__WHAT YOU SHOULD DO__. Beneath this task is a listing. State how many of its lines include the string "contraprestación", giving nothing but the number.

Recorded data:
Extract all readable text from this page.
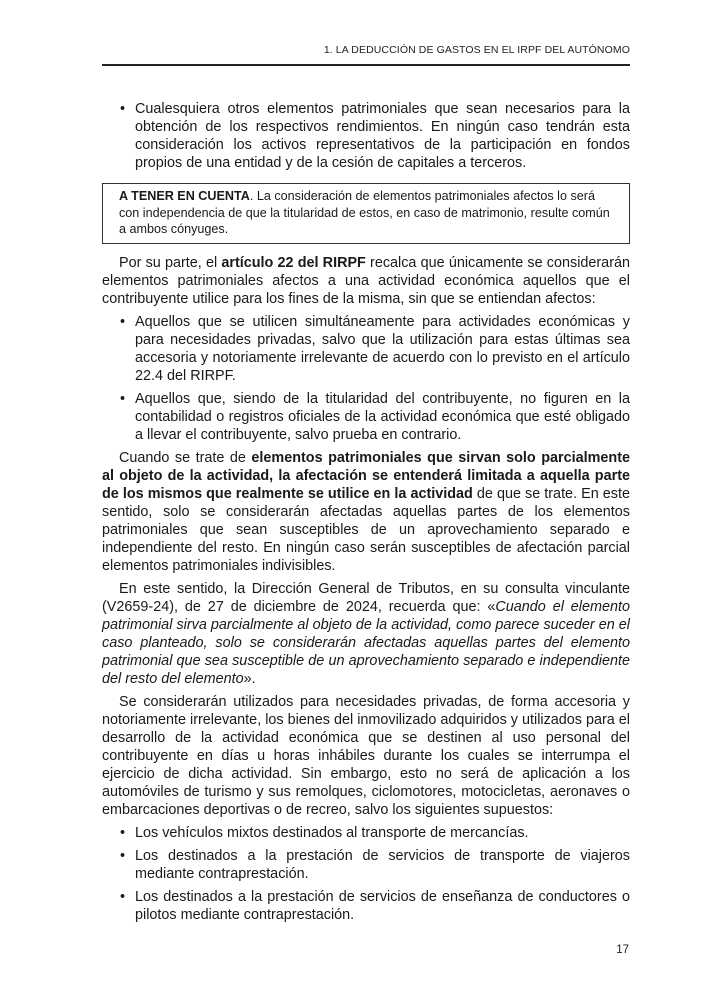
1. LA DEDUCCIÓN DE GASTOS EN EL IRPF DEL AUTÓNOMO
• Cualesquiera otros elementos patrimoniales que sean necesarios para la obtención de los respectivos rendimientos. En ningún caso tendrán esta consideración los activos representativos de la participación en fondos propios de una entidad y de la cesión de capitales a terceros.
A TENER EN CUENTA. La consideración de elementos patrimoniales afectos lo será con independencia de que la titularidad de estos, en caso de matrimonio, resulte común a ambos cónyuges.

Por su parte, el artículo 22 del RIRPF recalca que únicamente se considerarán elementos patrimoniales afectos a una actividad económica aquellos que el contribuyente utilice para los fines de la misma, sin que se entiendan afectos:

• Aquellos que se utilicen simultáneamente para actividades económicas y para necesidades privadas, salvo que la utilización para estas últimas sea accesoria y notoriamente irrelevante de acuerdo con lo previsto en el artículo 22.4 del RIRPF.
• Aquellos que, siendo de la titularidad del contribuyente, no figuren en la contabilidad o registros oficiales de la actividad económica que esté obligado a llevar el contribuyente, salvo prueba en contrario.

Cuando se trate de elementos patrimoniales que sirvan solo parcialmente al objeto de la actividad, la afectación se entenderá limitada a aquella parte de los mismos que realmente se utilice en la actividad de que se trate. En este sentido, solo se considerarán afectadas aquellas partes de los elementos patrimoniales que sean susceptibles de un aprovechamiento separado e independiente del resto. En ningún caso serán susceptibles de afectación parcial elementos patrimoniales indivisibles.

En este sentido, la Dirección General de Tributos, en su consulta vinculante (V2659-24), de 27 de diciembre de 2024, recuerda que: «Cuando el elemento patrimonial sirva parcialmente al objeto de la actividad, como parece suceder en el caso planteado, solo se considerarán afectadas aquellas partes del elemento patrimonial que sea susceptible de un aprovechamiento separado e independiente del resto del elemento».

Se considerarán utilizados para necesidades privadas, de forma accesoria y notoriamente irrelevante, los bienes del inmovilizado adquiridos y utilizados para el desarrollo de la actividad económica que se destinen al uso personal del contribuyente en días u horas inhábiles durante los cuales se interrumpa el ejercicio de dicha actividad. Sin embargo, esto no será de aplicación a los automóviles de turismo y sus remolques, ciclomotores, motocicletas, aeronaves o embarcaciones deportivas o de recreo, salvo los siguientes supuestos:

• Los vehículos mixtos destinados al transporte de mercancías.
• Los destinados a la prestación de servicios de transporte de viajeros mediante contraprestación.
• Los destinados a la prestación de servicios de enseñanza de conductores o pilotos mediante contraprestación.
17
...
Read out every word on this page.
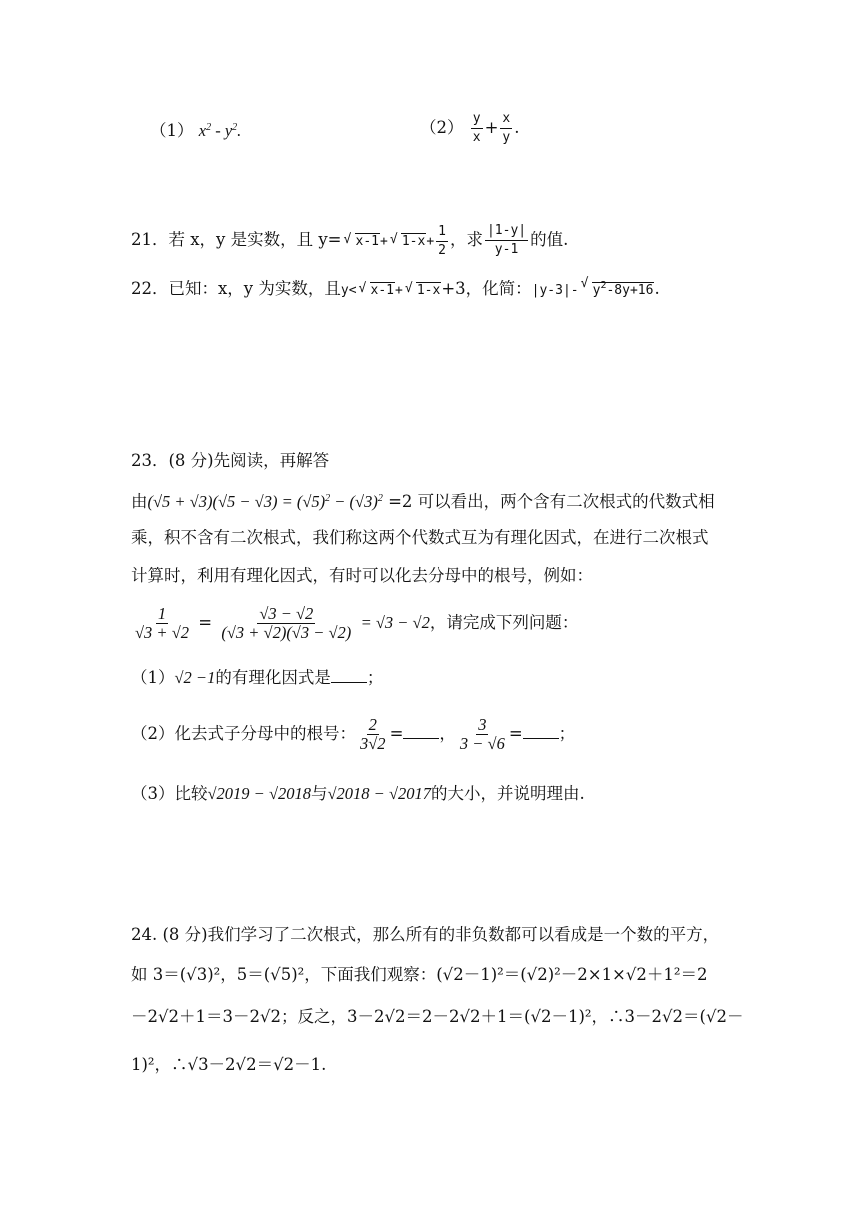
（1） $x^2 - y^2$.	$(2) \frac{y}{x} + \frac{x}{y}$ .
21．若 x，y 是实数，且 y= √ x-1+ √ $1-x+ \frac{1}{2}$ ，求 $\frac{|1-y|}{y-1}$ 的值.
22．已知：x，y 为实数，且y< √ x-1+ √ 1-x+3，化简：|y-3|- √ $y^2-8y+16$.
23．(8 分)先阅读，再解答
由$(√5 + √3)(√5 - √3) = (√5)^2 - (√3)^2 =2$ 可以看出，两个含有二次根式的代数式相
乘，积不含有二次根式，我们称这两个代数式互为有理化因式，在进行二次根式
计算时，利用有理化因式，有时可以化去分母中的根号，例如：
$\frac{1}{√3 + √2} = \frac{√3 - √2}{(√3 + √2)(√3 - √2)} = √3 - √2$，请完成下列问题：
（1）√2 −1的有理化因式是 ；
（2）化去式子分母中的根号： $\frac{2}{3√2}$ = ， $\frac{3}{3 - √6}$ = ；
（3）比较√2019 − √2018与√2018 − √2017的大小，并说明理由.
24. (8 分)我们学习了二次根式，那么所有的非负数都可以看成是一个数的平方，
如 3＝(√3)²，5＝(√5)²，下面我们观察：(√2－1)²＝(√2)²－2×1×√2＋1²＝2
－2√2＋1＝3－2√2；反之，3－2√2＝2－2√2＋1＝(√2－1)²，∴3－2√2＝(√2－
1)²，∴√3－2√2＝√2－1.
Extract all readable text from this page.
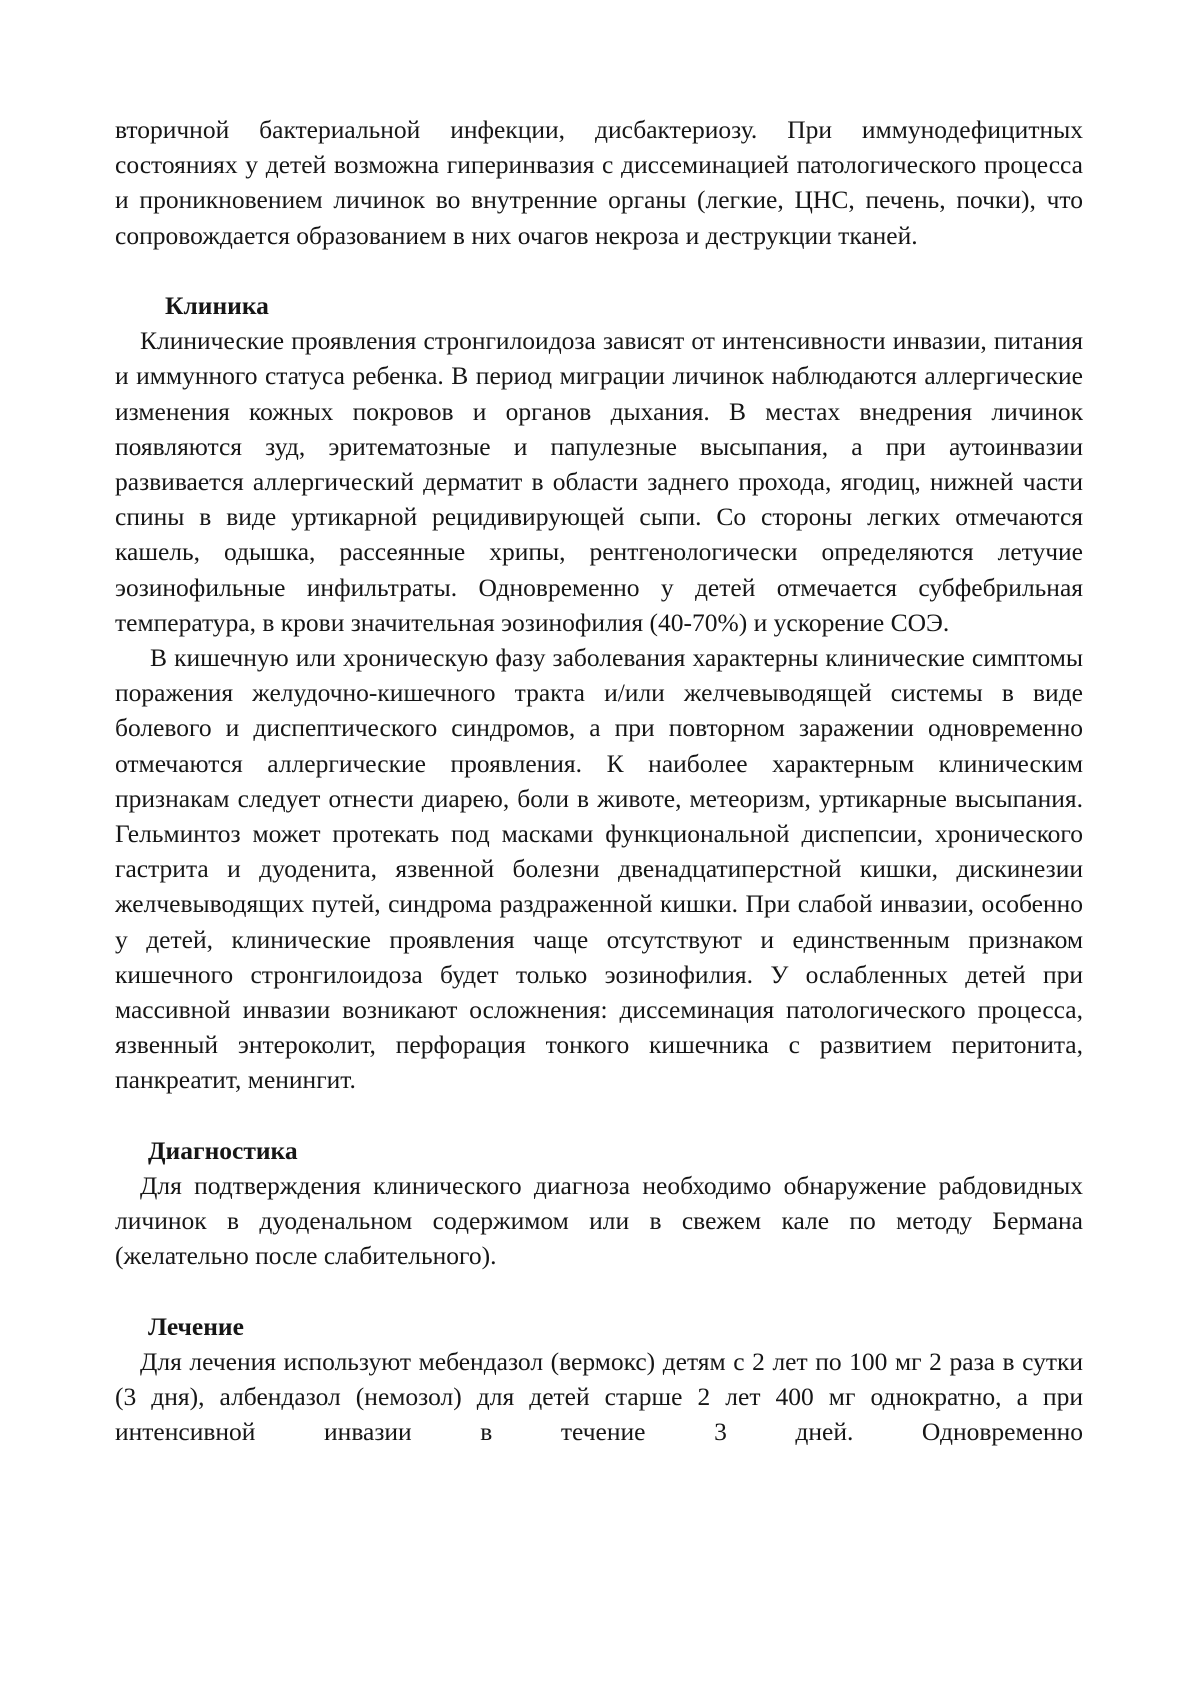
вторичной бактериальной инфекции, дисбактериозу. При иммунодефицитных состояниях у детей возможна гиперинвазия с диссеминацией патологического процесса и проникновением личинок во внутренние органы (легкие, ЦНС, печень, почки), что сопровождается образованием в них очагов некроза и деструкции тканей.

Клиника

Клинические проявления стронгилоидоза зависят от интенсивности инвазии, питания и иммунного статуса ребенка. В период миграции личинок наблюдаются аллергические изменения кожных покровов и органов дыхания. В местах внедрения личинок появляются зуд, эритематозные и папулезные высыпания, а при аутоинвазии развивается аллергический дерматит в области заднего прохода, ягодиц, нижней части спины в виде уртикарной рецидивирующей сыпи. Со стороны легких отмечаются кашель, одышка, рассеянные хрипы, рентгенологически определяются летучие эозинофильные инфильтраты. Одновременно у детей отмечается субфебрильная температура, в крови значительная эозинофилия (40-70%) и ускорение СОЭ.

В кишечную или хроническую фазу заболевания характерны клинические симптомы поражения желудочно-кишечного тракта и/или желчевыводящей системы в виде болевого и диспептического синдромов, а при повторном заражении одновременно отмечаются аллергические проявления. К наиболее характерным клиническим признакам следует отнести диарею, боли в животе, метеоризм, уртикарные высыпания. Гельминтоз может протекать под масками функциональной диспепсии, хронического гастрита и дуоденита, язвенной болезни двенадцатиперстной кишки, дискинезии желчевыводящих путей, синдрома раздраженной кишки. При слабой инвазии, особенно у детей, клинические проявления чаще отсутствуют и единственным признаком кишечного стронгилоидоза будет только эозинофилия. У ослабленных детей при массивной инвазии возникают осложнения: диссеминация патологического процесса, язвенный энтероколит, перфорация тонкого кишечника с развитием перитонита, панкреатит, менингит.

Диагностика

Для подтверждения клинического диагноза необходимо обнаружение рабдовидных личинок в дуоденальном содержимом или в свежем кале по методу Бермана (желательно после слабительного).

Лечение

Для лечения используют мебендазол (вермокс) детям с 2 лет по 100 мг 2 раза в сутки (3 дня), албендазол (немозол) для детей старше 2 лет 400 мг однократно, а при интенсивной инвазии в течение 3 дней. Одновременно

__RESULT__. 2